=== Excerpt ===
Hacker News new | ask | show | jobs
by partingshots 2716 days ago
So far I’ve listed Waymo and Verily.

What about,

Loon - https://loon.co/

Dandelion - https://dandelionenergy.com/

Wing - https://x.company/wing/

Chronicle - https://chronicle.security/

Malta - https://blog.x.company/introducing-malta-81bceb559061

Apple is almost 100% definitively not working on a molten salt energy storage solution I can promise you. And the reason is because it’s just not in it’s corporate structure or culture. Far too constrained / trapped in it’s niche to expand outwards into such a vastly different market.

4 comments

And you didn't even mention GV, CapitalG and other investment arms. Well forget the others, I am surprised that Google's investments into Oscar, Magic Leap, SpaceX, Impossible, Slack, Stripe,Lyft,Uber, Snap, AirBnb aren't talked about much. I think these can be counted as successful, guaranteed future cash troves. In 10 years, all these are going to be worth a lot. Google should hold onto these. It's like a mini Berkshire hathaway is brewing up.

Some links: https://techcrunch.com/2018/02/17/a-peek-inside-alphabets-in... http://www.gv.com/portfolio/ https://capitalg.com/companies/

And none of these are profitable.

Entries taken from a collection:
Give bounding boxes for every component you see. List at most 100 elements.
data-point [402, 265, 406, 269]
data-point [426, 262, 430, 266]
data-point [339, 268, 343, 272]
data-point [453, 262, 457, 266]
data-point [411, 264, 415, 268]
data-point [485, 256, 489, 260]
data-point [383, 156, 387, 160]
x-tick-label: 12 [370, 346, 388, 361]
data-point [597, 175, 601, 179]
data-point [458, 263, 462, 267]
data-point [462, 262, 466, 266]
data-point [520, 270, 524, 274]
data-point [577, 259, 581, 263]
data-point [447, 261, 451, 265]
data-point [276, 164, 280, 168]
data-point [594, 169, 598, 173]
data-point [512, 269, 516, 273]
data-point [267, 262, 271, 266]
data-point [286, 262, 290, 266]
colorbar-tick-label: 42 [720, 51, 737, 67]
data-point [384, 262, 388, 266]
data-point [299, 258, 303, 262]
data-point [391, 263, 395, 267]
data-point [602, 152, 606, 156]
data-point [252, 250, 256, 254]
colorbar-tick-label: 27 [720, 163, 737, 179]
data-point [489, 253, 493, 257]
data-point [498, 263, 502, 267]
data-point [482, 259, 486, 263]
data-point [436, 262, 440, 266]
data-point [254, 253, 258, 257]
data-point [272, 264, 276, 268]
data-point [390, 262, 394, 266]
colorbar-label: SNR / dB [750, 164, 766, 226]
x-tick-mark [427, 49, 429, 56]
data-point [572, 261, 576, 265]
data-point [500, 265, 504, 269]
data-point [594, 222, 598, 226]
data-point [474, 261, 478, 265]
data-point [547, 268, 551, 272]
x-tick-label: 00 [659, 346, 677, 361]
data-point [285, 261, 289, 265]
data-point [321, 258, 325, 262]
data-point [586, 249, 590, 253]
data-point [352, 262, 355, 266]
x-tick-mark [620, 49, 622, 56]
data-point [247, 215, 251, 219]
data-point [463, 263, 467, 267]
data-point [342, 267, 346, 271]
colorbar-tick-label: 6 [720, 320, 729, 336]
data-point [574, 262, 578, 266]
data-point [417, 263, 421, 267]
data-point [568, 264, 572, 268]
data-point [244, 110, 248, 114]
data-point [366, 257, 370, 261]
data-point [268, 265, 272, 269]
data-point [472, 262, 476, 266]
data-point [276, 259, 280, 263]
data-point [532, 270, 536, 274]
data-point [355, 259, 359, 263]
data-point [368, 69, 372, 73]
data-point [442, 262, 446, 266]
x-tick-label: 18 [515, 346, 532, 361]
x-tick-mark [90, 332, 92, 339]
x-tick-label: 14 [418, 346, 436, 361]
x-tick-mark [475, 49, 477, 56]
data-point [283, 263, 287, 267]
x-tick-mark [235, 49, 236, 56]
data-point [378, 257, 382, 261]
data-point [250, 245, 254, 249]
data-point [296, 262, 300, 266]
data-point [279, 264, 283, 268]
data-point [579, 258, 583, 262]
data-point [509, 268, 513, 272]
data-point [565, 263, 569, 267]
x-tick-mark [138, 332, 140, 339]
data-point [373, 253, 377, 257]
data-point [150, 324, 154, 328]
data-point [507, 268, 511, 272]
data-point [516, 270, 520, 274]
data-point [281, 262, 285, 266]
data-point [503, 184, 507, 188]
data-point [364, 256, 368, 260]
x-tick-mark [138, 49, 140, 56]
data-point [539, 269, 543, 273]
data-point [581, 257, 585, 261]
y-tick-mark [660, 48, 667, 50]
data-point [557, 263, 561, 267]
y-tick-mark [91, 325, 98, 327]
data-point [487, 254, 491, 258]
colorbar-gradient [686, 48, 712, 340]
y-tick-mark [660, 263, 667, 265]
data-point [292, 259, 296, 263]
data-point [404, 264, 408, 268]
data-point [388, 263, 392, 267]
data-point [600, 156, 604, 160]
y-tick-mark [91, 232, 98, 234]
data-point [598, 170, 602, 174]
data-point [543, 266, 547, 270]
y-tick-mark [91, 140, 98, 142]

=== Requests ===
(1) Using the Hacker News thread, answer these:
(a) Which two companies does the first comment say have been listed so far?
(b) What kind of energy storage solution does the first comment say Apple is almost certainly not working on?
(c) In how many years does the reply predict all these investments will be worth a lot?
(2) Rename "Apple" as "Microsoft" in the passage of the Hacker News thread starting at "Malta - https://blog.x.company/introducing-malta-81bceb559061" and ending at "is brewing up.".
(3) Put this sentence from the Hacker News thread into Spanish: "Google should hold onto these."

=== The answers ===
(1)
(a) Waymo and Verily.
(b) A molten salt energy storage solution.
(c) In 10 years.

(2)
Malta - https://blog.x.company/introducing-malta-81bceb559061

Microsoft is almost 100% definitively not working on a molten salt energy storage solution I can promise you. And the reason is because it’s just not in it’s corporate structure or culture. Far too constrained / trapped in it’s niche to expand outwards into such a vastly different market.

4 comments

And you didn't even mention GV, CapitalG and other investment arms. Well forget the others, I am surprised that Google's investments into Oscar, Magic Leap, SpaceX, Impossible, Slack, Stripe,Lyft,Uber, Snap, AirBnb aren't talked about much. I think these can be counted as successful, guaranteed future cash troves. In 10 years, all these are going to be worth a lot. Google should hold onto these. It's like a mini Berkshire hathaway is brewing up.

(3) Google debería quedarse con ellas.